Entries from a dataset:
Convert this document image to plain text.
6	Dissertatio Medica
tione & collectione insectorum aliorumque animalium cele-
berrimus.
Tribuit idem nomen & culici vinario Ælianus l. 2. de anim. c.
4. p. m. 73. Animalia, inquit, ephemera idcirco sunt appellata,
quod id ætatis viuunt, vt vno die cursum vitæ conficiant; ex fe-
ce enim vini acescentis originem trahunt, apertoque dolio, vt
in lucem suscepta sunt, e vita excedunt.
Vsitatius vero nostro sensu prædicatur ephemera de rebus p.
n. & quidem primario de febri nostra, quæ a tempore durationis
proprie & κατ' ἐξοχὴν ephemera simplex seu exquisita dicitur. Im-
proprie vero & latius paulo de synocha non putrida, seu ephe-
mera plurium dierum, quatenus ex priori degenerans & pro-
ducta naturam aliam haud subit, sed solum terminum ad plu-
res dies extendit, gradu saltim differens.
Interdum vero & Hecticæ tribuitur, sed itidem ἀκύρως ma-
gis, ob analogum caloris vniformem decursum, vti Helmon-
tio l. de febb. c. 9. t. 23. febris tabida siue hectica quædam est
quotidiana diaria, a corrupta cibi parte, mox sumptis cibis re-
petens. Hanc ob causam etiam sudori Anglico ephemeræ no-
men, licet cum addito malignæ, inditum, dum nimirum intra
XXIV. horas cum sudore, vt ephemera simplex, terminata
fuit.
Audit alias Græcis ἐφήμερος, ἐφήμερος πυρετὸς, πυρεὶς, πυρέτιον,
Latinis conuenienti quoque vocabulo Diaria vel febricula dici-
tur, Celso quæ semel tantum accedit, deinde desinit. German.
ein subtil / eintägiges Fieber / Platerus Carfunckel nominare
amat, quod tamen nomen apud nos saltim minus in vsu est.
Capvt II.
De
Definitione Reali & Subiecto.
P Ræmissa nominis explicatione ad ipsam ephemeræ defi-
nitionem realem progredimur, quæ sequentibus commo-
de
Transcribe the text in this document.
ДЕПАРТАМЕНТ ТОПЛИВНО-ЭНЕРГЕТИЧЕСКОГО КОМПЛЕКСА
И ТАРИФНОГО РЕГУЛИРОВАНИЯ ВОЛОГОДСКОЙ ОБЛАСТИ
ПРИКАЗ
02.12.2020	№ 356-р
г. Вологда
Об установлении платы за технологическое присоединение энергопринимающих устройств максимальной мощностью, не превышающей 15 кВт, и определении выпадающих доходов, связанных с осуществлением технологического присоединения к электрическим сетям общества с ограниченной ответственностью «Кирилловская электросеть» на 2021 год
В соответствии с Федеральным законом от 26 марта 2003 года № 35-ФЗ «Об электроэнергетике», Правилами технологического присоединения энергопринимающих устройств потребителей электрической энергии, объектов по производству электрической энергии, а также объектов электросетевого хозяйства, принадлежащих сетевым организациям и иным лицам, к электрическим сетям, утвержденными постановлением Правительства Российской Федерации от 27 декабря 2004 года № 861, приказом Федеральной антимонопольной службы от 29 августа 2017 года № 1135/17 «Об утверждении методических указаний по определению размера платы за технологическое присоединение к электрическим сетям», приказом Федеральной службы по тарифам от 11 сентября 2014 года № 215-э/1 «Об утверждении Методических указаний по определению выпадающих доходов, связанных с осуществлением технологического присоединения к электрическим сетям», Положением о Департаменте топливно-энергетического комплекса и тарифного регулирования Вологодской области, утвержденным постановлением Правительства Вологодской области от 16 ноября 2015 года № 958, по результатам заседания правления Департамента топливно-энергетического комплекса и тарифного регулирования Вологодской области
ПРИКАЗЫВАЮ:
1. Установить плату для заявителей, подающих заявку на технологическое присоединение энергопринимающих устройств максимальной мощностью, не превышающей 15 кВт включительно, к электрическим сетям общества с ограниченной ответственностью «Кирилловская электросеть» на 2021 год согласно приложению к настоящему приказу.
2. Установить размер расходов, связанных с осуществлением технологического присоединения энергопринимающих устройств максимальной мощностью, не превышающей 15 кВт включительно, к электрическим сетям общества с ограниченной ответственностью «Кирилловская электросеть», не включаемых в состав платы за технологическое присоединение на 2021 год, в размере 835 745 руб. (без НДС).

--

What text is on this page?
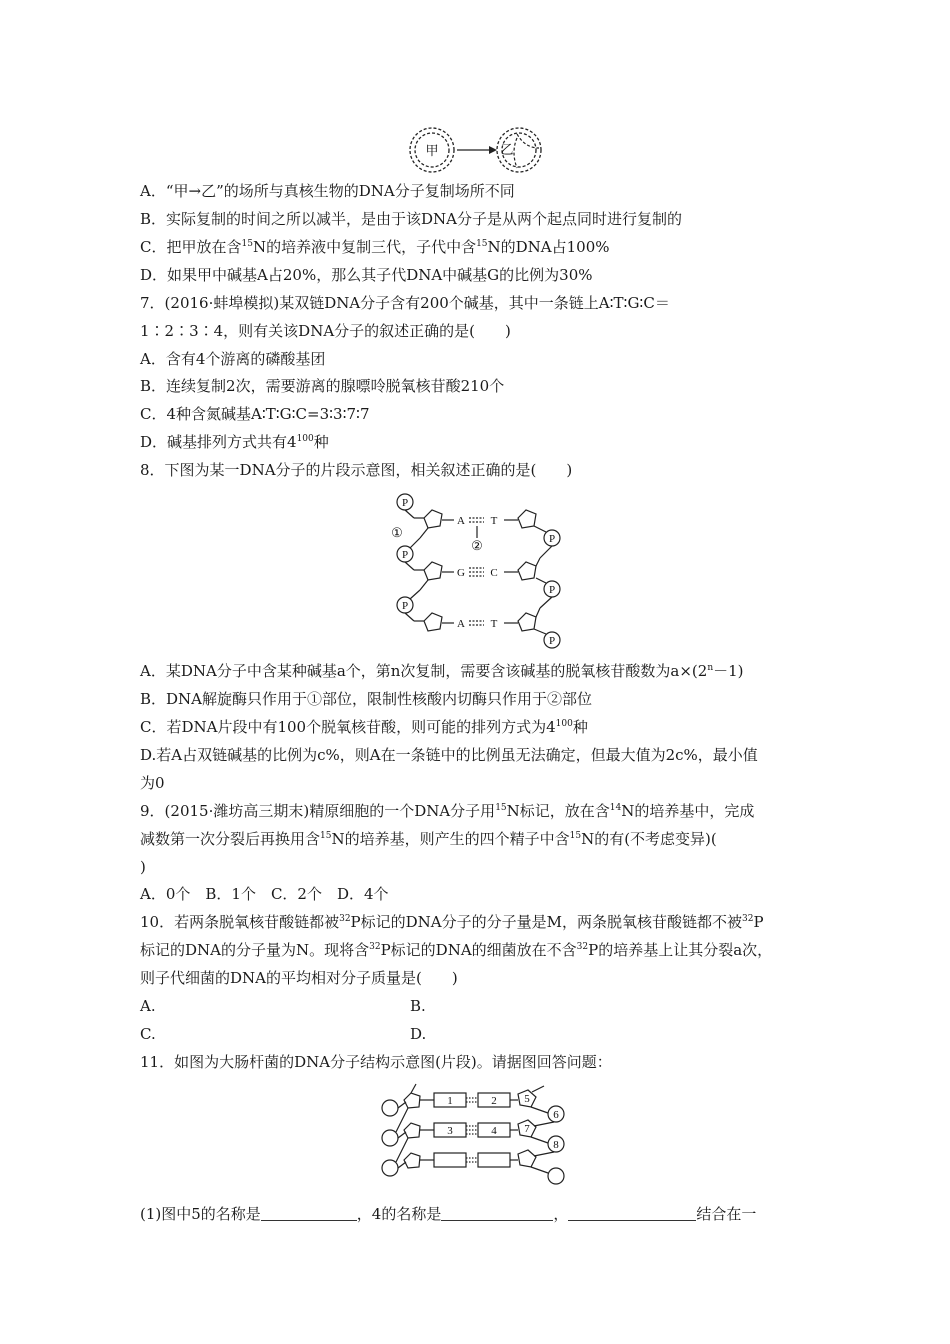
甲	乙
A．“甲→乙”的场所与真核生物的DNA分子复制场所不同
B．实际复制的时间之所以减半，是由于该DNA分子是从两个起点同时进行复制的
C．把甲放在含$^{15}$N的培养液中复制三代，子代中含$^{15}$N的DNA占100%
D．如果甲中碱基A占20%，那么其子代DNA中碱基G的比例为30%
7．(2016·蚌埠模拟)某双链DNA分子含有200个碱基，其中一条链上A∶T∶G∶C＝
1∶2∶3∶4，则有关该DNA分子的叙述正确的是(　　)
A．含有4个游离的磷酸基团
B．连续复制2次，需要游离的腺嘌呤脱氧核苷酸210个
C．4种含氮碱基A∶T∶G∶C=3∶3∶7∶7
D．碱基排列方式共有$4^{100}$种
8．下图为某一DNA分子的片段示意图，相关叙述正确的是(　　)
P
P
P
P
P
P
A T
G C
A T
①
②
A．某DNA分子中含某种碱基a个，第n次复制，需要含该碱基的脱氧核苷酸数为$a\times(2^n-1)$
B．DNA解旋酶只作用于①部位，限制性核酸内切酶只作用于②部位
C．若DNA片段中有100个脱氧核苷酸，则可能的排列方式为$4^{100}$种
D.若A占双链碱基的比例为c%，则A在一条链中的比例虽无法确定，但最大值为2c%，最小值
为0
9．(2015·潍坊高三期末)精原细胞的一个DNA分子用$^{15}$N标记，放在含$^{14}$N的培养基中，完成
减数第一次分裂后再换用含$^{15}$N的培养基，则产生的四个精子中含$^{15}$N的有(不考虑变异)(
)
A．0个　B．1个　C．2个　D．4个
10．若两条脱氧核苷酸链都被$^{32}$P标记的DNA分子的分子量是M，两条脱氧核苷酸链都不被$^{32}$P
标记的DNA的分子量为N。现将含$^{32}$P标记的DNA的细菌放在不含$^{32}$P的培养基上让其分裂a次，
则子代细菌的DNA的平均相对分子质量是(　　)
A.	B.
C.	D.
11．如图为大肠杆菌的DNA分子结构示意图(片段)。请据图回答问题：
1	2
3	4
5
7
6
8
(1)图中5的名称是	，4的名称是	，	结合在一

### Aim of the task
Select every line of the records holding the string "proprie".

### Complete answer
proprie & κατ' ἐξοχὴν ephemera simplex seu exquisita dicitur. Im-
proprie vero & latius paulo de synocha non putrida, seu ephe-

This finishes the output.